INSTRUCTIONS TO FOLLOW » The records below must be copied in full; omit the images.
┌─ MATERIAL PROVIDED
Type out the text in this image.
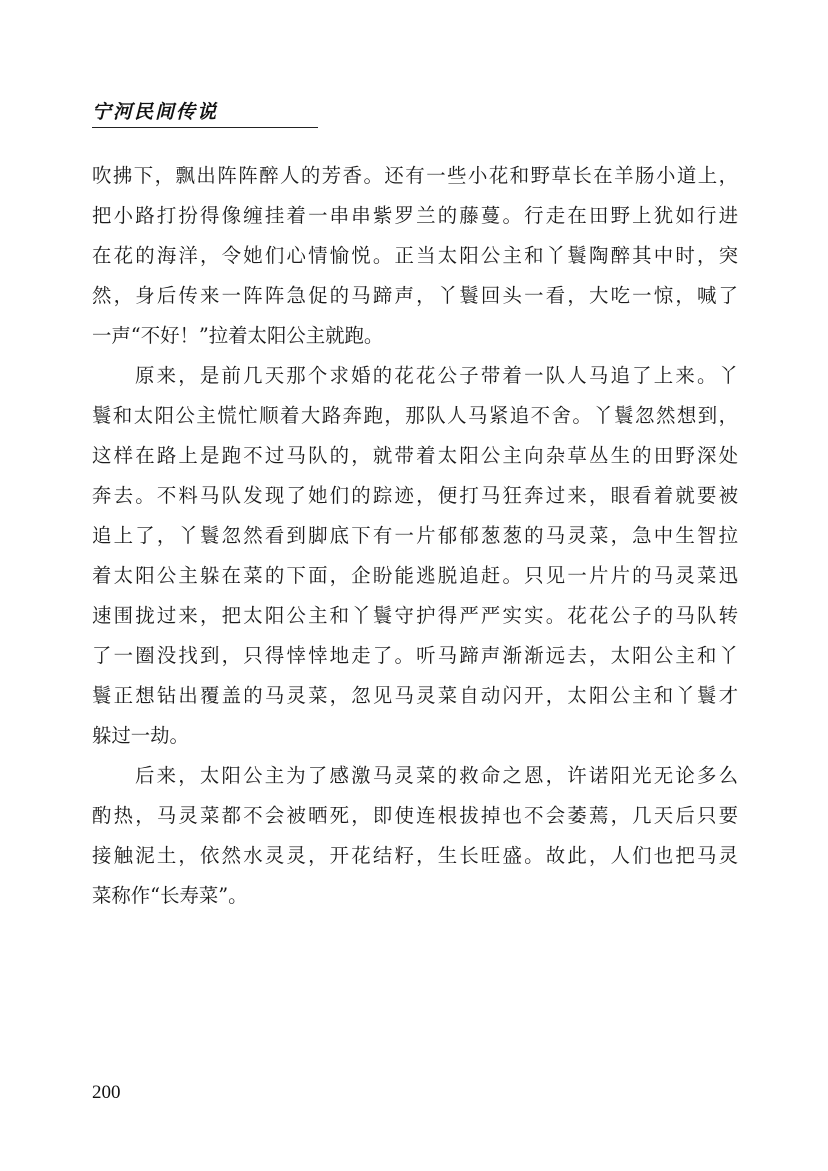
宁河民间传说
吹拂下，飘出阵阵醉人的芳香。还有一些小花和野草长在羊肠小道上，
把小路打扮得像缠挂着一串串紫罗兰的藤蔓。行走在田野上犹如行进
在花的海洋，令她们心情愉悦。正当太阳公主和丫鬟陶醉其中时，突
然，身后传来一阵阵急促的马蹄声，丫鬟回头一看，大吃一惊，喊了
一声“不好！”拉着太阳公主就跑。
原来，是前几天那个求婚的花花公子带着一队人马追了上来。丫
鬟和太阳公主慌忙顺着大路奔跑，那队人马紧追不舍。丫鬟忽然想到，
这样在路上是跑不过马队的，就带着太阳公主向杂草丛生的田野深处
奔去。不料马队发现了她们的踪迹，便打马狂奔过来，眼看着就要被
追上了，丫鬟忽然看到脚底下有一片郁郁葱葱的马灵菜，急中生智拉
着太阳公主躲在菜的下面，企盼能逃脱追赶。只见一片片的马灵菜迅
速围拢过来，把太阳公主和丫鬟守护得严严实实。花花公子的马队转
了一圈没找到，只得悻悻地走了。听马蹄声渐渐远去，太阳公主和丫
鬟正想钻出覆盖的马灵菜，忽见马灵菜自动闪开，太阳公主和丫鬟才
躲过一劫。
后来，太阳公主为了感激马灵菜的救命之恩，许诺阳光无论多么
酌热，马灵菜都不会被晒死，即使连根拔掉也不会萎蔫，几天后只要
接触泥土，依然水灵灵，开花结籽，生长旺盛。故此，人们也把马灵
菜称作“长寿菜”。
200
└─
EXERCISE ANSWER »
Type out the text in this image.
宁河民间传说
吹拂下，飘出阵阵醉人的芳香。还有一些小花和野草长在羊肠小道上，
把小路打扮得像缠挂着一串串紫罗兰的藤蔓。行走在田野上犹如行进
在花的海洋，令她们心情愉悦。正当太阳公主和丫鬟陶醉其中时，突
然，身后传来一阵阵急促的马蹄声，丫鬟回头一看，大吃一惊，喊了
一声“不好！”拉着太阳公主就跑。
原来，是前几天那个求婚的花花公子带着一队人马追了上来。丫
鬟和太阳公主慌忙顺着大路奔跑，那队人马紧追不舍。丫鬟忽然想到，
这样在路上是跑不过马队的，就带着太阳公主向杂草丛生的田野深处
奔去。不料马队发现了她们的踪迹，便打马狂奔过来，眼看着就要被
追上了，丫鬟忽然看到脚底下有一片郁郁葱葱的马灵菜，急中生智拉
着太阳公主躲在菜的下面，企盼能逃脱追赶。只见一片片的马灵菜迅
速围拢过来，把太阳公主和丫鬟守护得严严实实。花花公子的马队转
了一圈没找到，只得悻悻地走了。听马蹄声渐渐远去，太阳公主和丫
鬟正想钻出覆盖的马灵菜，忽见马灵菜自动闪开，太阳公主和丫鬟才
躲过一劫。
后来，太阳公主为了感激马灵菜的救命之恩，许诺阳光无论多么
酌热，马灵菜都不会被晒死，即使连根拔掉也不会萎蔫，几天后只要
接触泥土，依然水灵灵，开花结籽，生长旺盛。故此，人们也把马灵
菜称作“长寿菜”。
200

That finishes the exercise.